### Record extracts
----------

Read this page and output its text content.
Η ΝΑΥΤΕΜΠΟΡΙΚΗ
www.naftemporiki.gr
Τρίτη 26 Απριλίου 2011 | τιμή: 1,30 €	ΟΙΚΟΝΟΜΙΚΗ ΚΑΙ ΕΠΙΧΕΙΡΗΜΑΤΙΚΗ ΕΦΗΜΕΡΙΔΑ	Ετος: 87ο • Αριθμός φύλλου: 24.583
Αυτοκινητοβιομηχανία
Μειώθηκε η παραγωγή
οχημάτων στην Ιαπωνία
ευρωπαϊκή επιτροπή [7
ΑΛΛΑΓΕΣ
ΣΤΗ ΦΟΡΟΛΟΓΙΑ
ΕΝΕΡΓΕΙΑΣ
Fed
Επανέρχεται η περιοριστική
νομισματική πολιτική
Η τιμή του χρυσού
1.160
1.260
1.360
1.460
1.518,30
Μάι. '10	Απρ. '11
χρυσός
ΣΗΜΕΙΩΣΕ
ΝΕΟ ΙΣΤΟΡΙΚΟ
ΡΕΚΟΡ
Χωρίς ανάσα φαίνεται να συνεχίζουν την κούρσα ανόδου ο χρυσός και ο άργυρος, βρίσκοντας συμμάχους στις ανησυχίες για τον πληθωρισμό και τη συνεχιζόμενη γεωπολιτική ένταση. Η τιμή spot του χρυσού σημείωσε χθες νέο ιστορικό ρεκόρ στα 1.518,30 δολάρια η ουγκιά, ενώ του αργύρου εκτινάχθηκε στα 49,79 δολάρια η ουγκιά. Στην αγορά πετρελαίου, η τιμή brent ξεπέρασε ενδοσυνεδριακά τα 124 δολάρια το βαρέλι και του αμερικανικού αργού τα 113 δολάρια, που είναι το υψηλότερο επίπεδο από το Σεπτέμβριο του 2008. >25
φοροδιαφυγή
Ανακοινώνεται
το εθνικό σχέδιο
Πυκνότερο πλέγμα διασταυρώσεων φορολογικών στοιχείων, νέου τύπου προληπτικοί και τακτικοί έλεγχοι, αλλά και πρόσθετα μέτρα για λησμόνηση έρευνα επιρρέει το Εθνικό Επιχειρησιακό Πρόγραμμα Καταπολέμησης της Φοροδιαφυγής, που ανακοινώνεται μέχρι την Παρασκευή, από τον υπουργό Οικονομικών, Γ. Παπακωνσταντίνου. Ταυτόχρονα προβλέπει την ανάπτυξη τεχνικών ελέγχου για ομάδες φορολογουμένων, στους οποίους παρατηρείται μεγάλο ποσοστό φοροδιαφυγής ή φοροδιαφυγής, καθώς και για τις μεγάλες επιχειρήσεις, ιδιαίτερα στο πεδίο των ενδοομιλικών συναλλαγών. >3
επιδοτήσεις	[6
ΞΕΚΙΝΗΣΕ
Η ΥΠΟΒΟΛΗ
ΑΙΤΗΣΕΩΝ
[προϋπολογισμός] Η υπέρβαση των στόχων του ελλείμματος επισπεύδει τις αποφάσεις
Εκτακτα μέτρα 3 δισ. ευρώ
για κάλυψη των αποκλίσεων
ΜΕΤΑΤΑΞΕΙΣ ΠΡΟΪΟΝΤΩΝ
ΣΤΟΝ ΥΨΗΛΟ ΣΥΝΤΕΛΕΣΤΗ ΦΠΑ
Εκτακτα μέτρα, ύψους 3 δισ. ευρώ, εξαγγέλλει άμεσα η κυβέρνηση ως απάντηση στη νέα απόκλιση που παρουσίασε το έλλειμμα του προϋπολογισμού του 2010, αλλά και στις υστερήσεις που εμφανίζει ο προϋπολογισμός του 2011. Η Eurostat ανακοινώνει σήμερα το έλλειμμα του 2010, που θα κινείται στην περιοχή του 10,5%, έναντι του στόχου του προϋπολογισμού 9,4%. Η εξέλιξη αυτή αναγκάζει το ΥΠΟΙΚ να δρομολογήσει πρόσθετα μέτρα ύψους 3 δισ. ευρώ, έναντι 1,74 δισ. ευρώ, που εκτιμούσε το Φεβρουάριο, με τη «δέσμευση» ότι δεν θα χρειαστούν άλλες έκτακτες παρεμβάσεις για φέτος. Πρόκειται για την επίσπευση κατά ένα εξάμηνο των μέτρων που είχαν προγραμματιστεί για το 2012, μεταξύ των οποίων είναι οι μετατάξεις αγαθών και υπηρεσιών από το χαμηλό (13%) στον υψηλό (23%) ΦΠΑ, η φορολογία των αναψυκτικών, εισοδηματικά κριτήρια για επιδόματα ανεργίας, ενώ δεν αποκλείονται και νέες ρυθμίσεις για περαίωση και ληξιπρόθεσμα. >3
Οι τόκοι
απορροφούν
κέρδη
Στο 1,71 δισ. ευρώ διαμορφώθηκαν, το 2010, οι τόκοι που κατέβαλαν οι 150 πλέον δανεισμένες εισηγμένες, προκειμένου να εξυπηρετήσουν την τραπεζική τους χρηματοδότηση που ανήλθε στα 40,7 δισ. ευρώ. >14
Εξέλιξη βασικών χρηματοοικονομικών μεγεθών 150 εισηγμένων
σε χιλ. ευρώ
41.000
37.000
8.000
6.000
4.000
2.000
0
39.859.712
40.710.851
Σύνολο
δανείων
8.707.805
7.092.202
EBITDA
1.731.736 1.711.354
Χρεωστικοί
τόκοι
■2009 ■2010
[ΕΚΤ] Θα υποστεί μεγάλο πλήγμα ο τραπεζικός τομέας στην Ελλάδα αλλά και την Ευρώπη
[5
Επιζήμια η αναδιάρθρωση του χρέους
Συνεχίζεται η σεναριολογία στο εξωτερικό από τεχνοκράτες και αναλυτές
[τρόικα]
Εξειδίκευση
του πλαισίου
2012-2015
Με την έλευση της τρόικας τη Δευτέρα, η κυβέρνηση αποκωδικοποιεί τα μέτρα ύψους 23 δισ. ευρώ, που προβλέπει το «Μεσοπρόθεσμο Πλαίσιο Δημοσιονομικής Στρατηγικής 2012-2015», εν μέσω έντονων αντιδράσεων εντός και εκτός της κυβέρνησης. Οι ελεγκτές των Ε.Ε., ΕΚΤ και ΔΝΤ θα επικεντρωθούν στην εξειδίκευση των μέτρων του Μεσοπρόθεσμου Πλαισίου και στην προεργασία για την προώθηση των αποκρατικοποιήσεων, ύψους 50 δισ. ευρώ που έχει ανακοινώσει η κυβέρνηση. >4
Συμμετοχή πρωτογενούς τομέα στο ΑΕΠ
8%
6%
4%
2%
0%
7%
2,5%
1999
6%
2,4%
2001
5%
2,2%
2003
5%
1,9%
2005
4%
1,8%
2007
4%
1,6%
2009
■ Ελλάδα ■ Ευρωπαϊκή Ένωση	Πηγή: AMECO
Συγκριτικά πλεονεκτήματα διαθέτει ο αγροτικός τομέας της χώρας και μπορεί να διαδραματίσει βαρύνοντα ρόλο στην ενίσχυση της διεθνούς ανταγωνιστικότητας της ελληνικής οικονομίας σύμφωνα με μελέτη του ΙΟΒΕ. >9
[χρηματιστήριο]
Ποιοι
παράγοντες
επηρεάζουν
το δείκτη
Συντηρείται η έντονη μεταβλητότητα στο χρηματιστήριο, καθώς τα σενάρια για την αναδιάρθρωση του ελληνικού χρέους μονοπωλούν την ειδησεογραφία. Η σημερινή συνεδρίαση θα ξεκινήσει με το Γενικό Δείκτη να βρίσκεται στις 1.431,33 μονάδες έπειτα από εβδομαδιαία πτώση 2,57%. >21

----------

### What is expected
Each entry above needs to be retyped exactly.

### Exercise result
Read this page and output its text content.
Η ΝΑΥΤΕΜΠΟΡΙΚΗ
www.naftemporiki.gr
Τρίτη 26 Απριλίου 2011 | τιμή: 1,30 €	ΟΙΚΟΝΟΜΙΚΗ ΚΑΙ ΕΠΙΧΕΙΡΗΜΑΤΙΚΗ ΕΦΗΜΕΡΙΔΑ	Ετος: 87ο • Αριθμός φύλλου: 24.583
Αυτοκινητοβιομηχανία
Μειώθηκε η παραγωγή
οχημάτων στην Ιαπωνία
ευρωπαϊκή επιτροπή [7
ΑΛΛΑΓΕΣ
ΣΤΗ ΦΟΡΟΛΟΓΙΑ
ΕΝΕΡΓΕΙΑΣ
Fed
Επανέρχεται η περιοριστική
νομισματική πολιτική
Η τιμή του χρυσού
1.160
1.260
1.360
1.460
1.518,30
Μάι. '10	Απρ. '11
χρυσός
ΣΗΜΕΙΩΣΕ
ΝΕΟ ΙΣΤΟΡΙΚΟ
ΡΕΚΟΡ
Χωρίς ανάσα φαίνεται να συνεχίζουν την κούρσα ανόδου ο χρυσός και ο άργυρος, βρίσκοντας συμμάχους στις ανησυχίες για τον πληθωρισμό και τη συνεχιζόμενη γεωπολιτική ένταση. Η τιμή spot του χρυσού σημείωσε χθες νέο ιστορικό ρεκόρ στα 1.518,30 δολάρια η ουγκιά, ενώ του αργύρου εκτινάχθηκε στα 49,79 δολάρια η ουγκιά. Στην αγορά πετρελαίου, η τιμή brent ξεπέρασε ενδοσυνεδριακά τα 124 δολάρια το βαρέλι και του αμερικανικού αργού τα 113 δολάρια, που είναι το υψηλότερο επίπεδο από το Σεπτέμβριο του 2008. >25
φοροδιαφυγή
Ανακοινώνεται
το εθνικό σχέδιο
Πυκνότερο πλέγμα διασταυρώσεων φορολογικών στοιχείων, νέου τύπου προληπτικοί και τακτικοί έλεγχοι, αλλά και πρόσθετα μέτρα για λησμόνηση έρευνα επιρρέει το Εθνικό Επιχειρησιακό Πρόγραμμα Καταπολέμησης της Φοροδιαφυγής, που ανακοινώνεται μέχρι την Παρασκευή, από τον υπουργό Οικονομικών, Γ. Παπακωνσταντίνου. Ταυτόχρονα προβλέπει την ανάπτυξη τεχνικών ελέγχου για ομάδες φορολογουμένων, στους οποίους παρατηρείται μεγάλο ποσοστό φοροδιαφυγής ή φοροδιαφυγής, καθώς και για τις μεγάλες επιχειρήσεις, ιδιαίτερα στο πεδίο των ενδοομιλικών συναλλαγών. >3
επιδοτήσεις	[6
ΞΕΚΙΝΗΣΕ
Η ΥΠΟΒΟΛΗ
ΑΙΤΗΣΕΩΝ
[προϋπολογισμός] Η υπέρβαση των στόχων του ελλείμματος επισπεύδει τις αποφάσεις
Εκτακτα μέτρα 3 δισ. ευρώ
για κάλυψη των αποκλίσεων
ΜΕΤΑΤΑΞΕΙΣ ΠΡΟΪΟΝΤΩΝ
ΣΤΟΝ ΥΨΗΛΟ ΣΥΝΤΕΛΕΣΤΗ ΦΠΑ
Εκτακτα μέτρα, ύψους 3 δισ. ευρώ, εξαγγέλλει άμεσα η κυβέρνηση ως απάντηση στη νέα απόκλιση που παρουσίασε το έλλειμμα του προϋπολογισμού του 2010, αλλά και στις υστερήσεις που εμφανίζει ο προϋπολογισμός του 2011. Η Eurostat ανακοινώνει σήμερα το έλλειμμα του 2010, που θα κινείται στην περιοχή του 10,5%, έναντι του στόχου του προϋπολογισμού 9,4%. Η εξέλιξη αυτή αναγκάζει το ΥΠΟΙΚ να δρομολογήσει πρόσθετα μέτρα ύψους 3 δισ. ευρώ, έναντι 1,74 δισ. ευρώ, που εκτιμούσε το Φεβρουάριο, με τη «δέσμευση» ότι δεν θα χρειαστούν άλλες έκτακτες παρεμβάσεις για φέτος. Πρόκειται για την επίσπευση κατά ένα εξάμηνο των μέτρων που είχαν προγραμματιστεί για το 2012, μεταξύ των οποίων είναι οι μετατάξεις αγαθών και υπηρεσιών από το χαμηλό (13%) στον υψηλό (23%) ΦΠΑ, η φορολογία των αναψυκτικών, εισοδηματικά κριτήρια για επιδόματα ανεργίας, ενώ δεν αποκλείονται και νέες ρυθμίσεις για περαίωση και ληξιπρόθεσμα. >3
Οι τόκοι
απορροφούν
κέρδη
Στο 1,71 δισ. ευρώ διαμορφώθηκαν, το 2010, οι τόκοι που κατέβαλαν οι 150 πλέον δανεισμένες εισηγμένες, προκειμένου να εξυπηρετήσουν την τραπεζική τους χρηματοδότηση που ανήλθε στα 40,7 δισ. ευρώ. >14
Εξέλιξη βασικών χρηματοοικονομικών μεγεθών 150 εισηγμένων
σε χιλ. ευρώ
41.000
37.000
8.000
6.000
4.000
2.000
0
39.859.712
40.710.851
Σύνολο
δανείων
8.707.805
7.092.202
EBITDA
1.731.736 1.711.354
Χρεωστικοί
τόκοι
■2009 ■2010
[ΕΚΤ] Θα υποστεί μεγάλο πλήγμα ο τραπεζικός τομέας στην Ελλάδα αλλά και την Ευρώπη
[5
Επιζήμια η αναδιάρθρωση του χρέους
Συνεχίζεται η σεναριολογία στο εξωτερικό από τεχνοκράτες και αναλυτές
[τρόικα]
Εξειδίκευση
του πλαισίου
2012-2015
Με την έλευση της τρόικας τη Δευτέρα, η κυβέρνηση αποκωδικοποιεί τα μέτρα ύψους 23 δισ. ευρώ, που προβλέπει το «Μεσοπρόθεσμο Πλαίσιο Δημοσιονομικής Στρατηγικής 2012-2015», εν μέσω έντονων αντιδράσεων εντός και εκτός της κυβέρνησης. Οι ελεγκτές των Ε.Ε., ΕΚΤ και ΔΝΤ θα επικεντρωθούν στην εξειδίκευση των μέτρων του Μεσοπρόθεσμου Πλαισίου και στην προεργασία για την προώθηση των αποκρατικοποιήσεων, ύψους 50 δισ. ευρώ που έχει ανακοινώσει η κυβέρνηση. >4
Συμμετοχή πρωτογενούς τομέα στο ΑΕΠ
8%
6%
4%
2%
0%
7%
2,5%
1999
6%
2,4%
2001
5%
2,2%
2003
5%
1,9%
2005
4%
1,8%
2007
4%
1,6%
2009
■ Ελλάδα ■ Ευρωπαϊκή Ένωση	Πηγή: AMECO
Συγκριτικά πλεονεκτήματα διαθέτει ο αγροτικός τομέας της χώρας και μπορεί να διαδραματίσει βαρύνοντα ρόλο στην ενίσχυση της διεθνούς ανταγωνιστικότητας της ελληνικής οικονομίας σύμφωνα με μελέτη του ΙΟΒΕ. >9
[χρηματιστήριο]
Ποιοι
παράγοντες
επηρεάζουν
το δείκτη
Συντηρείται η έντονη μεταβλητότητα στο χρηματιστήριο, καθώς τα σενάρια για την αναδιάρθρωση του ελληνικού χρέους μονοπωλούν την ειδησεογραφία. Η σημερινή συνεδρίαση θα ξεκινήσει με το Γενικό Δείκτη να βρίσκεται στις 1.431,33 μονάδες έπειτα από εβδομαδιαία πτώση 2,57%. >21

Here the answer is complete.